* _AVAILABLE DATA_
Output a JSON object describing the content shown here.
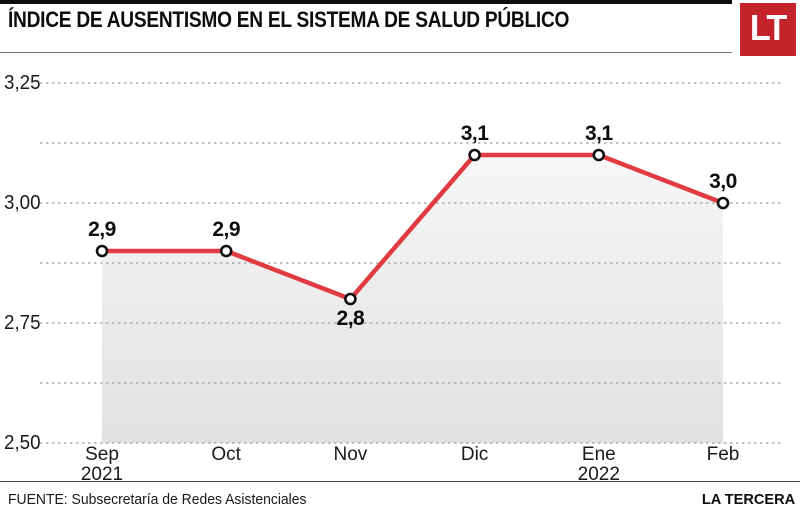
{
  "header": {
    "title": "ÍNDICE DE AUSENTISMO EN EL SISTEMA DE SALUD PÚBLICO",
    "logo_text": "LT",
    "logo_color": "#c4232b"
  },
  "chart_data": {
    "type": "line",
    "title": "ÍNDICE DE AUSENTISMO EN EL SISTEMA DE SALUD PÚBLICO",
    "categories": [
      "Sep 2021",
      "Oct",
      "Nov",
      "Dic",
      "Ene 2022",
      "Feb"
    ],
    "x_ticks": [
      {
        "month": "Sep",
        "year": "2021"
      },
      {
        "month": "Oct",
        "year": ""
      },
      {
        "month": "Nov",
        "year": ""
      },
      {
        "month": "Dic",
        "year": ""
      },
      {
        "month": "Ene",
        "year": "2022"
      },
      {
        "month": "Feb",
        "year": ""
      }
    ],
    "values": [
      2.9,
      2.9,
      2.8,
      3.1,
      3.1,
      3.0
    ],
    "point_labels": [
      "2,9",
      "2,9",
      "2,8",
      "3,1",
      "3,1",
      "3,0"
    ],
    "point_label_positions": [
      "above",
      "above",
      "below",
      "above",
      "above",
      "above"
    ],
    "ylim": [
      2.5,
      3.25
    ],
    "yticks": [
      {
        "value": 3.25,
        "label": "3,25"
      },
      {
        "value": 3.0,
        "label": "3,00"
      },
      {
        "value": 2.75,
        "label": "2,75"
      },
      {
        "value": 2.5,
        "label": "2,50"
      }
    ],
    "grid_step": 0.125,
    "grid_style": "dotted horizontal lines",
    "legend": "none",
    "line_color": "#e13b41",
    "marker_style": "white circle with black ring",
    "grid_color": "#9e9e9e",
    "area_fill_top": "#f7f7f7",
    "area_fill_bottom": "#e1e1e1"
  },
  "footer": {
    "source": "FUENTE: Subsecretaría de Redes Asistenciales",
    "credit": "LA TERCERA"
  }
}
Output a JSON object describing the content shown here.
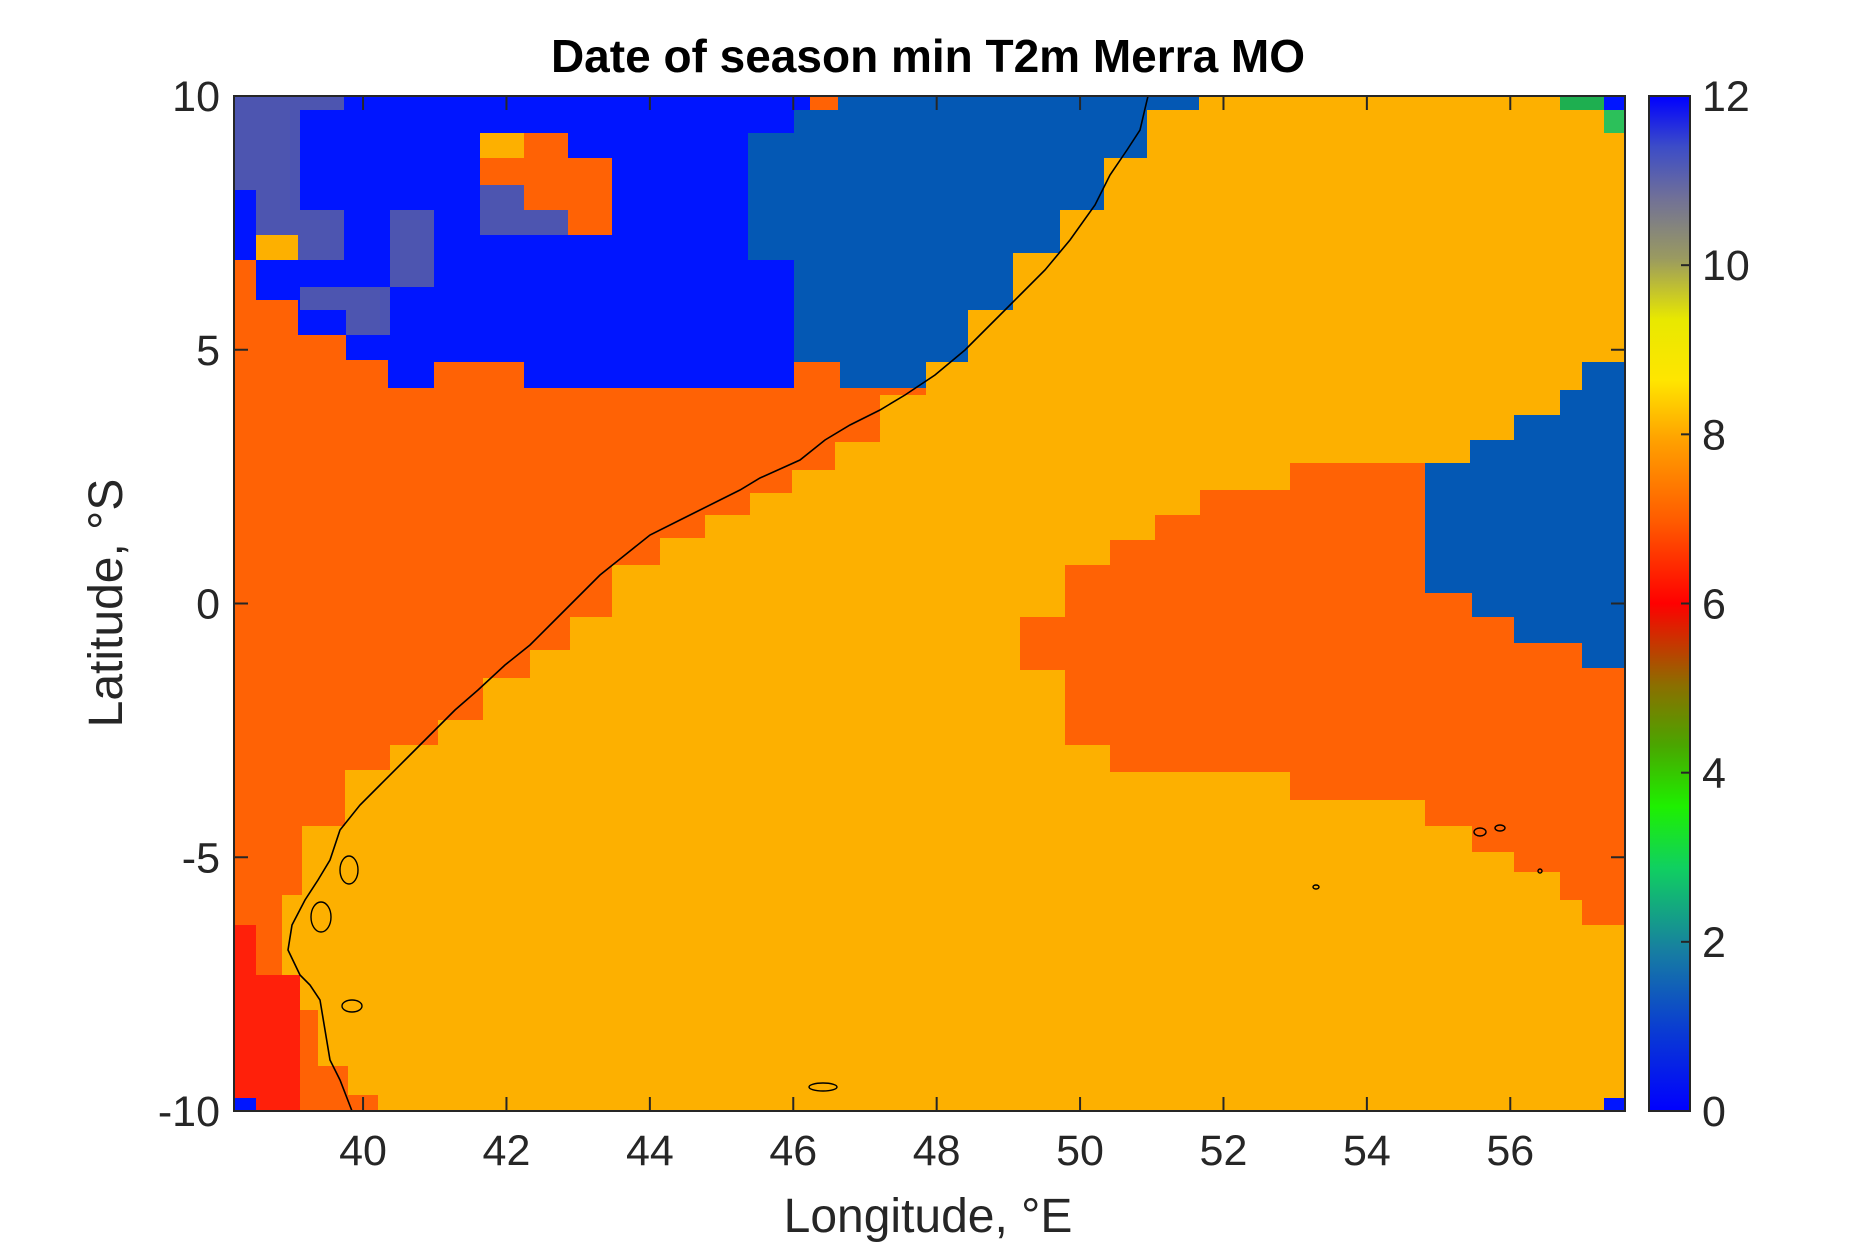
{
  "chart_data": {
    "type": "heatmap",
    "title": "Date of season min T2m Merra MO",
    "xlabel": "Longitude, °E",
    "ylabel": "Latitude, °S",
    "xlim": [
      38.2,
      57.6
    ],
    "ylim": [
      -10,
      10
    ],
    "xticks": [
      "40",
      "42",
      "44",
      "46",
      "48",
      "50",
      "52",
      "54",
      "56"
    ],
    "yticks": [
      "10",
      "5",
      "0",
      "-5",
      "-10"
    ],
    "colorbar": {
      "min": 0,
      "max": 12,
      "ticks": [
        "12",
        "10",
        "8",
        "6",
        "4",
        "2",
        "0"
      ],
      "colormap": "jet-like (blue-green-yellow-orange-red-purple-blue)"
    },
    "grid": false,
    "legend": "colorbar-right",
    "regions": [
      {
        "value": 8,
        "color": "#FDB000",
        "description": "ocean east of coastline"
      },
      {
        "value": 7,
        "color": "#FF6205",
        "description": "interior land and eastern ocean band"
      },
      {
        "value": 12,
        "color": "#0015FF",
        "description": "northern highlands"
      },
      {
        "value": 1,
        "color": "#0458B4",
        "description": "north-central and eastern ocean"
      },
      {
        "value": 11,
        "color": "#4D55B0",
        "description": "north-west patches"
      },
      {
        "value": 6,
        "color": "#FF200A",
        "description": "south-west corner"
      },
      {
        "value": 3,
        "color": "#1EAF50",
        "description": "far north-east corner"
      }
    ]
  },
  "colors": {
    "v8": "#FDB000",
    "v7": "#FF6205",
    "v12": "#0015FF",
    "v1": "#0458B4",
    "v11": "#4D55B0",
    "v6": "#FF200A",
    "v3": "#1EAF50",
    "v3b": "#2CC05A"
  }
}
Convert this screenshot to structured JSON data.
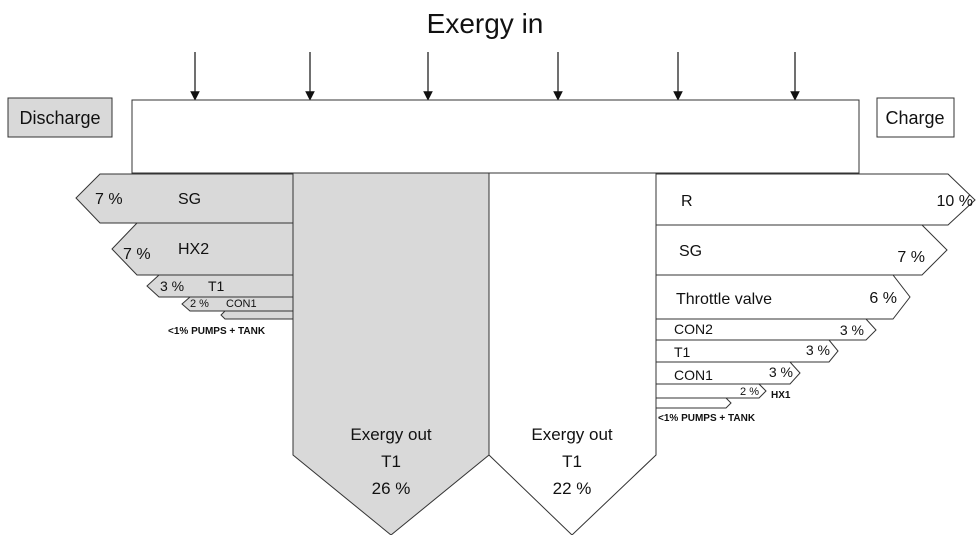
{
  "title": "Exergy in",
  "discharge_label": "Discharge",
  "charge_label": "Charge",
  "discharge_losses": [
    {
      "component": "SG",
      "percent": "7 %"
    },
    {
      "component": "HX2",
      "percent": "7 %"
    },
    {
      "component": "T1",
      "percent": "3 %"
    },
    {
      "component": "CON1",
      "percent": "2 %"
    },
    {
      "component": "<1% PUMPS + TANK",
      "percent": ""
    }
  ],
  "charge_losses": [
    {
      "component": "R",
      "percent": "10 %"
    },
    {
      "component": "SG",
      "percent": "7 %"
    },
    {
      "component": "Throttle valve",
      "percent": "6 %"
    },
    {
      "component": "CON2",
      "percent": "3 %"
    },
    {
      "component": "T1",
      "percent": "3 %"
    },
    {
      "component": "CON1",
      "percent": "3 %"
    },
    {
      "component": "HX1",
      "percent": "2 %"
    },
    {
      "component": "<1% PUMPS + TANK",
      "percent": ""
    }
  ],
  "discharge_output": {
    "line1": "Exergy out",
    "line2": "T1",
    "percent": "26 %"
  },
  "charge_output": {
    "line1": "Exergy out",
    "line2": "T1",
    "percent": "22 %"
  },
  "colors": {
    "discharge_fill": "#d9d9d9",
    "charge_fill": "#ffffff",
    "stroke": "#333333"
  }
}
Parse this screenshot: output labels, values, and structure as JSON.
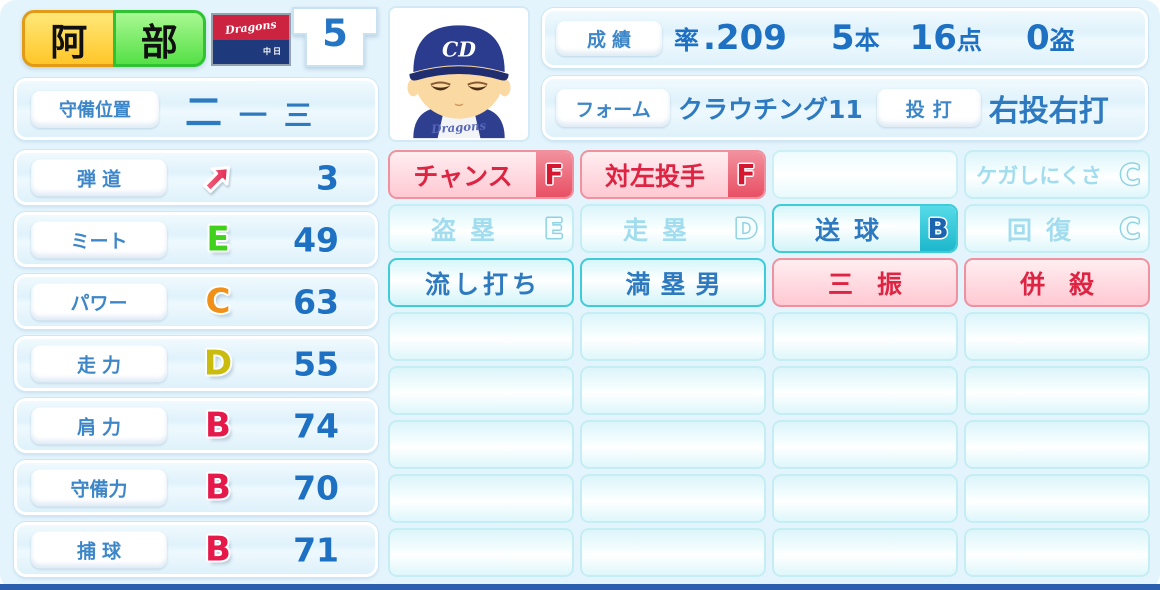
{
  "colors": {
    "accent_blue": "#1d70c2",
    "panel_blue": "#e4f4fc",
    "cyan_positive": "#3fccd9",
    "red_negative": "#dd2443",
    "grade_b": "#e5194a",
    "grade_c": "#f09018",
    "grade_d": "#c9bc0e",
    "grade_e": "#3fd11c",
    "name_yellow": "#ffc628",
    "name_green": "#55e046",
    "bottom_bar_blue": "#2b5fae"
  },
  "header": {
    "name_left": "阿",
    "name_right": "部",
    "flag_name": "Dragons",
    "flag_sub": "中日",
    "number": "5",
    "position_label": "守備位置",
    "position_main": "二",
    "position_sub1": "一",
    "position_sub2": "三",
    "stats_label": "成績",
    "avg_prefix": "率",
    "avg_value": ".209",
    "hr_value": "5",
    "hr_suffix": "本",
    "rbi_value": "16",
    "rbi_suffix": "点",
    "sb_value": "0",
    "sb_suffix": "盗",
    "form_label": "フォーム",
    "form_value": "クラウチング11",
    "throwbat_label": "投打",
    "throwbat_value": "右投右打"
  },
  "stats": {
    "rows": [
      {
        "label": "弾道",
        "grade": "",
        "value": "3"
      },
      {
        "label": "ミート",
        "grade": "E",
        "value": "49"
      },
      {
        "label": "パワー",
        "grade": "C",
        "value": "63"
      },
      {
        "label": "走力",
        "grade": "D",
        "value": "55"
      },
      {
        "label": "肩力",
        "grade": "B",
        "value": "74"
      },
      {
        "label": "守備力",
        "grade": "B",
        "value": "70"
      },
      {
        "label": "捕球",
        "grade": "B",
        "value": "71"
      }
    ]
  },
  "special": {
    "rows": [
      [
        {
          "label": "チャンス",
          "grade": "F",
          "style": "red-grade"
        },
        {
          "label": "対左投手",
          "grade": "F",
          "style": "red-grade"
        },
        {
          "label": "",
          "grade": "",
          "style": "blank"
        },
        {
          "label": "ケガしにくさ",
          "grade": "C",
          "style": "faded"
        }
      ],
      [
        {
          "label": "盗塁",
          "grade": "E",
          "style": "faded"
        },
        {
          "label": "走塁",
          "grade": "D",
          "style": "faded"
        },
        {
          "label": "送球",
          "grade": "B",
          "style": "cyan-grade"
        },
        {
          "label": "回復",
          "grade": "C",
          "style": "faded"
        }
      ],
      [
        {
          "label": "流し打ち",
          "grade": "",
          "style": "cyan"
        },
        {
          "label": "満塁男",
          "grade": "",
          "style": "cyan"
        },
        {
          "label": "三振",
          "grade": "",
          "style": "red"
        },
        {
          "label": "併殺",
          "grade": "",
          "style": "red"
        }
      ]
    ],
    "empty_row_count": 5
  }
}
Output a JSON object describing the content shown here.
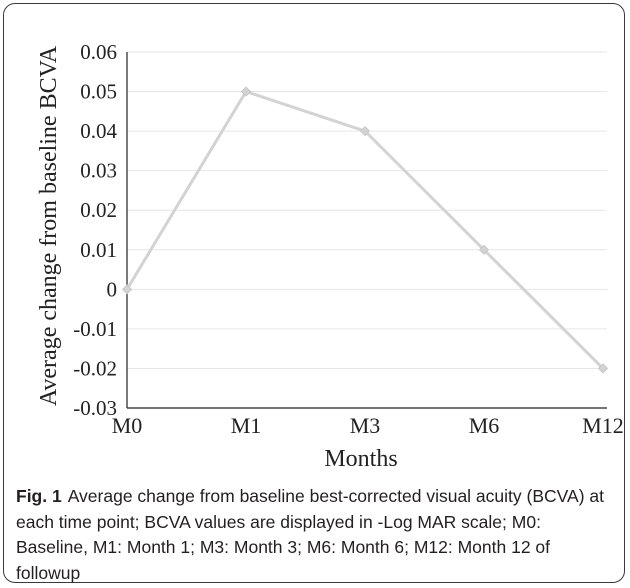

* _EXERCISE OBJECTIVE_
Go through the entries above and output them exactly, without pictures.

* _EXPECTED ANSWER_
Output a JSON object describing the content shown here.
{
  "header": {
    "title": "ÍNDICE DE AUSENTISMO EN EL SISTEMA DE SALUD PÚBLICO",
    "logo_text": "LT",
    "logo_color": "#c4232b"
  },
  "chart_data": {
    "type": "line",
    "title": "ÍNDICE DE AUSENTISMO EN EL SISTEMA DE SALUD PÚBLICO",
    "categories": [
      "Sep 2021",
      "Oct",
      "Nov",
      "Dic",
      "Ene 2022",
      "Feb"
    ],
    "x_ticks": [
      {
        "month": "Sep",
        "year": "2021"
      },
      {
        "month": "Oct",
        "year": ""
      },
      {
        "month": "Nov",
        "year": ""
      },
      {
        "month": "Dic",
        "year": ""
      },
      {
        "month": "Ene",
        "year": "2022"
      },
      {
        "month": "Feb",
        "year": ""
      }
    ],
    "values": [
      2.9,
      2.9,
      2.8,
      3.1,
      3.1,
      3.0
    ],
    "point_labels": [
      "2,9",
      "2,9",
      "2,8",
      "3,1",
      "3,1",
      "3,0"
    ],
    "point_label_positions": [
      "above",
      "above",
      "below",
      "above",
      "above",
      "above"
    ],
    "ylim": [
      2.5,
      3.25
    ],
    "yticks": [
      {
        "value": 3.25,
        "label": "3,25"
      },
      {
        "value": 3.0,
        "label": "3,00"
      },
      {
        "value": 2.75,
        "label": "2,75"
      },
      {
        "value": 2.5,
        "label": "2,50"
      }
    ],
    "grid_step": 0.125,
    "grid_style": "dotted horizontal lines",
    "legend": "none",
    "line_color": "#e13b41",
    "marker_style": "white circle with black ring",
    "grid_color": "#9e9e9e",
    "area_fill_top": "#f7f7f7",
    "area_fill_bottom": "#e1e1e1"
  },
  "footer": {
    "source": "FUENTE: Subsecretaría de Redes Asistenciales",
    "credit": "LA TERCERA"
  }
}
Output a JSON object describing the content shown here.
{
  "chart_data": {
    "type": "heatmap",
    "title": "Date of season min T2m Merra MO",
    "xlabel": "Longitude, °E",
    "ylabel": "Latitude, °S",
    "xlim": [
      38.2,
      57.6
    ],
    "ylim": [
      -10,
      10
    ],
    "xticks": [
      "40",
      "42",
      "44",
      "46",
      "48",
      "50",
      "52",
      "54",
      "56"
    ],
    "yticks": [
      "10",
      "5",
      "0",
      "-5",
      "-10"
    ],
    "colorbar": {
      "min": 0,
      "max": 12,
      "ticks": [
        "12",
        "10",
        "8",
        "6",
        "4",
        "2",
        "0"
      ],
      "colormap": "jet-like (blue-green-yellow-orange-red-purple-blue)"
    },
    "grid": false,
    "legend": "colorbar-right",
    "regions": [
      {
        "value": 8,
        "color": "#FDB000",
        "description": "ocean east of coastline"
      },
      {
        "value": 7,
        "color": "#FF6205",
        "description": "interior land and eastern ocean band"
      },
      {
        "value": 12,
        "color": "#0015FF",
        "description": "northern highlands"
      },
      {
        "value": 1,
        "color": "#0458B4",
        "description": "north-central and eastern ocean"
      },
      {
        "value": 11,
        "color": "#4D55B0",
        "description": "north-west patches"
      },
      {
        "value": 6,
        "color": "#FF200A",
        "description": "south-west corner"
      },
      {
        "value": 3,
        "color": "#1EAF50",
        "description": "far north-east corner"
      }
    ]
  },
  "colors": {
    "v8": "#FDB000",
    "v7": "#FF6205",
    "v12": "#0015FF",
    "v1": "#0458B4",
    "v11": "#4D55B0",
    "v6": "#FF200A",
    "v3": "#1EAF50",
    "v3b": "#2CC05A"
  }
}
Convert this screenshot to structured JSON data.
{
  "title": "Exergy in",
  "discharge_label": "Discharge",
  "charge_label": "Charge",
  "discharge_losses": [
    {
      "component": "SG",
      "percent": "7 %"
    },
    {
      "component": "HX2",
      "percent": "7 %"
    },
    {
      "component": "T1",
      "percent": "3 %"
    },
    {
      "component": "CON1",
      "percent": "2 %"
    },
    {
      "component": "<1% PUMPS + TANK",
      "percent": ""
    }
  ],
  "charge_losses": [
    {
      "component": "R",
      "percent": "10 %"
    },
    {
      "component": "SG",
      "percent": "7 %"
    },
    {
      "component": "Throttle valve",
      "percent": "6 %"
    },
    {
      "component": "CON2",
      "percent": "3 %"
    },
    {
      "component": "T1",
      "percent": "3 %"
    },
    {
      "component": "CON1",
      "percent": "3 %"
    },
    {
      "component": "HX1",
      "percent": "2 %"
    },
    {
      "component": "<1% PUMPS + TANK",
      "percent": ""
    }
  ],
  "discharge_output": {
    "line1": "Exergy out",
    "line2": "T1",
    "percent": "26 %"
  },
  "charge_output": {
    "line1": "Exergy out",
    "line2": "T1",
    "percent": "22 %"
  },
  "colors": {
    "discharge_fill": "#d9d9d9",
    "charge_fill": "#ffffff",
    "stroke": "#333333"
  }
}
Parse this screenshot: output labels, values, and structure as JSON.
{
  "colors": {
    "accent_blue": "#1d70c2",
    "panel_blue": "#e4f4fc",
    "cyan_positive": "#3fccd9",
    "red_negative": "#dd2443",
    "grade_b": "#e5194a",
    "grade_c": "#f09018",
    "grade_d": "#c9bc0e",
    "grade_e": "#3fd11c",
    "name_yellow": "#ffc628",
    "name_green": "#55e046",
    "bottom_bar_blue": "#2b5fae"
  },
  "header": {
    "name_left": "阿",
    "name_right": "部",
    "flag_name": "Dragons",
    "flag_sub": "中日",
    "number": "5",
    "position_label": "守備位置",
    "position_main": "二",
    "position_sub1": "一",
    "position_sub2": "三",
    "stats_label": "成績",
    "avg_prefix": "率",
    "avg_value": ".209",
    "hr_value": "5",
    "hr_suffix": "本",
    "rbi_value": "16",
    "rbi_suffix": "点",
    "sb_value": "0",
    "sb_suffix": "盗",
    "form_label": "フォーム",
    "form_value": "クラウチング11",
    "throwbat_label": "投打",
    "throwbat_value": "右投右打"
  },
  "stats": {
    "rows": [
      {
        "label": "弾道",
        "grade": "",
        "value": "3"
      },
      {
        "label": "ミート",
        "grade": "E",
        "value": "49"
      },
      {
        "label": "パワー",
        "grade": "C",
        "value": "63"
      },
      {
        "label": "走力",
        "grade": "D",
        "value": "55"
      },
      {
        "label": "肩力",
        "grade": "B",
        "value": "74"
      },
      {
        "label": "守備力",
        "grade": "B",
        "value": "70"
      },
      {
        "label": "捕球",
        "grade": "B",
        "value": "71"
      }
    ]
  },
  "special": {
    "rows": [
      [
        {
          "label": "チャンス",
          "grade": "F",
          "style": "red-grade"
        },
        {
          "label": "対左投手",
          "grade": "F",
          "style": "red-grade"
        },
        {
          "label": "",
          "grade": "",
          "style": "blank"
        },
        {
          "label": "ケガしにくさ",
          "grade": "C",
          "style": "faded"
        }
      ],
      [
        {
          "label": "盗塁",
          "grade": "E",
          "style": "faded"
        },
        {
          "label": "走塁",
          "grade": "D",
          "style": "faded"
        },
        {
          "label": "送球",
          "grade": "B",
          "style": "cyan-grade"
        },
        {
          "label": "回復",
          "grade": "C",
          "style": "faded"
        }
      ],
      [
        {
          "label": "流し打ち",
          "grade": "",
          "style": "cyan"
        },
        {
          "label": "満塁男",
          "grade": "",
          "style": "cyan"
        },
        {
          "label": "三振",
          "grade": "",
          "style": "red"
        },
        {
          "label": "併殺",
          "grade": "",
          "style": "red"
        }
      ]
    ],
    "empty_row_count": 5
  }
}
Output a JSON object describing the content shown here.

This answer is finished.